● **WHAT IS ASKED**: Output all of the records exactly as written.

● **DATA FOR THE TASK**:

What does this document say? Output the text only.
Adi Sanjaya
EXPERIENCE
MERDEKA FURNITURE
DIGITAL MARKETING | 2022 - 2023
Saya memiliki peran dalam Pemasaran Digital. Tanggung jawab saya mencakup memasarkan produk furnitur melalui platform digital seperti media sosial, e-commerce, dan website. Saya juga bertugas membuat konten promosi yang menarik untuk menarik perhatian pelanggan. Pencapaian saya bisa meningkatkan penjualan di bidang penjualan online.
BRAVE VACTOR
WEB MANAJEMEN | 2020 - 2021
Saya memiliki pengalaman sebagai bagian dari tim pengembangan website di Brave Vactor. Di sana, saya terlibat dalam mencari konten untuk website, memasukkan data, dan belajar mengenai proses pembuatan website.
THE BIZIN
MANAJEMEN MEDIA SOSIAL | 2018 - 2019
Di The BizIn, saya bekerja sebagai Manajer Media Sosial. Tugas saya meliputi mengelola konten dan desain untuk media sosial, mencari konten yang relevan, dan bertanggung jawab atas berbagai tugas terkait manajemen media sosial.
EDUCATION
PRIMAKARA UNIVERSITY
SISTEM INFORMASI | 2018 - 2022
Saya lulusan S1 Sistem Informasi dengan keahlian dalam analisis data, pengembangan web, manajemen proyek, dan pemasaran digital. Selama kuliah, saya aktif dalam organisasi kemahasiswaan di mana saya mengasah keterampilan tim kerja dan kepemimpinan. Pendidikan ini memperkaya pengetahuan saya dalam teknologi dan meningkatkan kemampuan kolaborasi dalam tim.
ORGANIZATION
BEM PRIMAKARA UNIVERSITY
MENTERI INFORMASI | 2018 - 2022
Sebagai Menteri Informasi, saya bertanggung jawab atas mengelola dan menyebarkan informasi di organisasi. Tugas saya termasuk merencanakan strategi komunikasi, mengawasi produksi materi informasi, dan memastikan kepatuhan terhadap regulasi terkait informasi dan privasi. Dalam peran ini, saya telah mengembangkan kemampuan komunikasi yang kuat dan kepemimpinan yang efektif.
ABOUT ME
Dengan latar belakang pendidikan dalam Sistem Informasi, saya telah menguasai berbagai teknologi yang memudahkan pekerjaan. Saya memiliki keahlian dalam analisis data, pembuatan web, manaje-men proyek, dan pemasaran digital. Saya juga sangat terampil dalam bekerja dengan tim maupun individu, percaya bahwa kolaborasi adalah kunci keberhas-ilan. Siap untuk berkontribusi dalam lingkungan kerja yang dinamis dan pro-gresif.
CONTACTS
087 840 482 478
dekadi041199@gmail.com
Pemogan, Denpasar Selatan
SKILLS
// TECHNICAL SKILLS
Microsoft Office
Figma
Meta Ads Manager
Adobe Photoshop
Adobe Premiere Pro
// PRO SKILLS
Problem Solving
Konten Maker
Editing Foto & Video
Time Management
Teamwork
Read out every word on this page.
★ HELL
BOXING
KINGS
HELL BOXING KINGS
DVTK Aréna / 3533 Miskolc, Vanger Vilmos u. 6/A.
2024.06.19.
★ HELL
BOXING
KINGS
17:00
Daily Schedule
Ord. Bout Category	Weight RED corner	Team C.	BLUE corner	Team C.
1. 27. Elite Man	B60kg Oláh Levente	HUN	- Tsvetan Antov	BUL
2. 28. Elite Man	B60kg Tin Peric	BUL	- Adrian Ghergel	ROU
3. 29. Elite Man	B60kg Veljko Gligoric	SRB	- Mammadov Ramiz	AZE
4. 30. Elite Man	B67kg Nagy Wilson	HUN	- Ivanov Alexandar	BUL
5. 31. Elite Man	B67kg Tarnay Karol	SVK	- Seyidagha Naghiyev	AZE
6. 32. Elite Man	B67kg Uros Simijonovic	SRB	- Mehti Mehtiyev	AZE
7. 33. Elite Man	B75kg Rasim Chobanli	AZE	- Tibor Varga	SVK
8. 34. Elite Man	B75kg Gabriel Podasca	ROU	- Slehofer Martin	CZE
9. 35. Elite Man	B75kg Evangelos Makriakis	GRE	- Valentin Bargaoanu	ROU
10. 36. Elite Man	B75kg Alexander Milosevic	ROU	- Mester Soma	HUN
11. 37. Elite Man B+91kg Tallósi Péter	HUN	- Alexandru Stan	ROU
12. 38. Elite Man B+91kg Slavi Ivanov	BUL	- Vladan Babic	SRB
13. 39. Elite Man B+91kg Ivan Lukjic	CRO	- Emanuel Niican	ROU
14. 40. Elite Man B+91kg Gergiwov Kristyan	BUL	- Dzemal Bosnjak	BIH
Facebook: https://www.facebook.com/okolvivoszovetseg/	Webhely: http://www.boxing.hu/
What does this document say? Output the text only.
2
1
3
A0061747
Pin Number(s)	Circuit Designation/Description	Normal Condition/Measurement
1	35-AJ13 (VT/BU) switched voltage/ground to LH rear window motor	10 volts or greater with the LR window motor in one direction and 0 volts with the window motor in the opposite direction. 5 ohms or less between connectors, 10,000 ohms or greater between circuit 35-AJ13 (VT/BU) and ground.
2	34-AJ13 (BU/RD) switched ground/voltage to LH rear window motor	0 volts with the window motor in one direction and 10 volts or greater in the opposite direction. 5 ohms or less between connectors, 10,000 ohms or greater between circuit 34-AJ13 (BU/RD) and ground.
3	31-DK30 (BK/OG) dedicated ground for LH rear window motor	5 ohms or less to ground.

● **WRITTEN ANSWER**:
What does this document say? Output the text only.
Adi Sanjaya
EXPERIENCE
MERDEKA FURNITURE
DIGITAL MARKETING | 2022 - 2023
Saya memiliki peran dalam Pemasaran Digital. Tanggung jawab saya mencakup memasarkan produk furnitur melalui platform digital seperti media sosial, e-commerce, dan website. Saya juga bertugas membuat konten promosi yang menarik untuk menarik perhatian pelanggan. Pencapaian saya bisa meningkatkan penjualan di bidang penjualan online.
BRAVE VACTOR
WEB MANAJEMEN | 2020 - 2021
Saya memiliki pengalaman sebagai bagian dari tim pengembangan website di Brave Vactor. Di sana, saya terlibat dalam mencari konten untuk website, memasukkan data, dan belajar mengenai proses pembuatan website.
THE BIZIN
MANAJEMEN MEDIA SOSIAL | 2018 - 2019
Di The BizIn, saya bekerja sebagai Manajer Media Sosial. Tugas saya meliputi mengelola konten dan desain untuk media sosial, mencari konten yang relevan, dan bertanggung jawab atas berbagai tugas terkait manajemen media sosial.
EDUCATION
PRIMAKARA UNIVERSITY
SISTEM INFORMASI | 2018 - 2022
Saya lulusan S1 Sistem Informasi dengan keahlian dalam analisis data, pengembangan web, manajemen proyek, dan pemasaran digital. Selama kuliah, saya aktif dalam organisasi kemahasiswaan di mana saya mengasah keterampilan tim kerja dan kepemimpinan. Pendidikan ini memperkaya pengetahuan saya dalam teknologi dan meningkatkan kemampuan kolaborasi dalam tim.
ORGANIZATION
BEM PRIMAKARA UNIVERSITY
MENTERI INFORMASI | 2018 - 2022
Sebagai Menteri Informasi, saya bertanggung jawab atas mengelola dan menyebarkan informasi di organisasi. Tugas saya termasuk merencanakan strategi komunikasi, mengawasi produksi materi informasi, dan memastikan kepatuhan terhadap regulasi terkait informasi dan privasi. Dalam peran ini, saya telah mengembangkan kemampuan komunikasi yang kuat dan kepemimpinan yang efektif.
ABOUT ME
Dengan latar belakang pendidikan dalam Sistem Informasi, saya telah menguasai berbagai teknologi yang memudahkan pekerjaan. Saya memiliki keahlian dalam analisis data, pembuatan web, manaje-men proyek, dan pemasaran digital. Saya juga sangat terampil dalam bekerja dengan tim maupun individu, percaya bahwa kolaborasi adalah kunci keberhas-ilan. Siap untuk berkontribusi dalam lingkungan kerja yang dinamis dan pro-gresif.
CONTACTS
087 840 482 478
dekadi041199@gmail.com
Pemogan, Denpasar Selatan
SKILLS
// TECHNICAL SKILLS
Microsoft Office
Figma
Meta Ads Manager
Adobe Photoshop
Adobe Premiere Pro
// PRO SKILLS
Problem Solving
Konten Maker
Editing Foto & Video
Time Management
Teamwork
Read out every word on this page.
★ HELL
BOXING
KINGS
HELL BOXING KINGS
DVTK Aréna / 3533 Miskolc, Vanger Vilmos u. 6/A.
2024.06.19.
★ HELL
BOXING
KINGS
17:00
Daily Schedule
Ord. Bout Category	Weight RED corner	Team C.	BLUE corner	Team C.
1. 27. Elite Man	B60kg Oláh Levente	HUN	- Tsvetan Antov	BUL
2. 28. Elite Man	B60kg Tin Peric	BUL	- Adrian Ghergel	ROU
3. 29. Elite Man	B60kg Veljko Gligoric	SRB	- Mammadov Ramiz	AZE
4. 30. Elite Man	B67kg Nagy Wilson	HUN	- Ivanov Alexandar	BUL
5. 31. Elite Man	B67kg Tarnay Karol	SVK	- Seyidagha Naghiyev	AZE
6. 32. Elite Man	B67kg Uros Simijonovic	SRB	- Mehti Mehtiyev	AZE
7. 33. Elite Man	B75kg Rasim Chobanli	AZE	- Tibor Varga	SVK
8. 34. Elite Man	B75kg Gabriel Podasca	ROU	- Slehofer Martin	CZE
9. 35. Elite Man	B75kg Evangelos Makriakis	GRE	- Valentin Bargaoanu	ROU
10. 36. Elite Man	B75kg Alexander Milosevic	ROU	- Mester Soma	HUN
11. 37. Elite Man B+91kg Tallósi Péter	HUN	- Alexandru Stan	ROU
12. 38. Elite Man B+91kg Slavi Ivanov	BUL	- Vladan Babic	SRB
13. 39. Elite Man B+91kg Ivan Lukjic	CRO	- Emanuel Niican	ROU
14. 40. Elite Man B+91kg Gergiwov Kristyan	BUL	- Dzemal Bosnjak	BIH
Facebook: https://www.facebook.com/okolvivoszovetseg/	Webhely: http://www.boxing.hu/
What does this document say? Output the text only.
2
1
3
A0061747
Pin Number(s)	Circuit Designation/Description	Normal Condition/Measurement
1	35-AJ13 (VT/BU) switched voltage/ground to LH rear window motor	10 volts or greater with the LR window motor in one direction and 0 volts with the window motor in the opposite direction. 5 ohms or less between connectors, 10,000 ohms or greater between circuit 35-AJ13 (VT/BU) and ground.
2	34-AJ13 (BU/RD) switched ground/voltage to LH rear window motor	0 volts with the window motor in one direction and 10 volts or greater in the opposite direction. 5 ohms or less between connectors, 10,000 ohms or greater between circuit 34-AJ13 (BU/RD) and ground.
3	31-DK30 (BK/OG) dedicated ground for LH rear window motor	5 ohms or less to ground.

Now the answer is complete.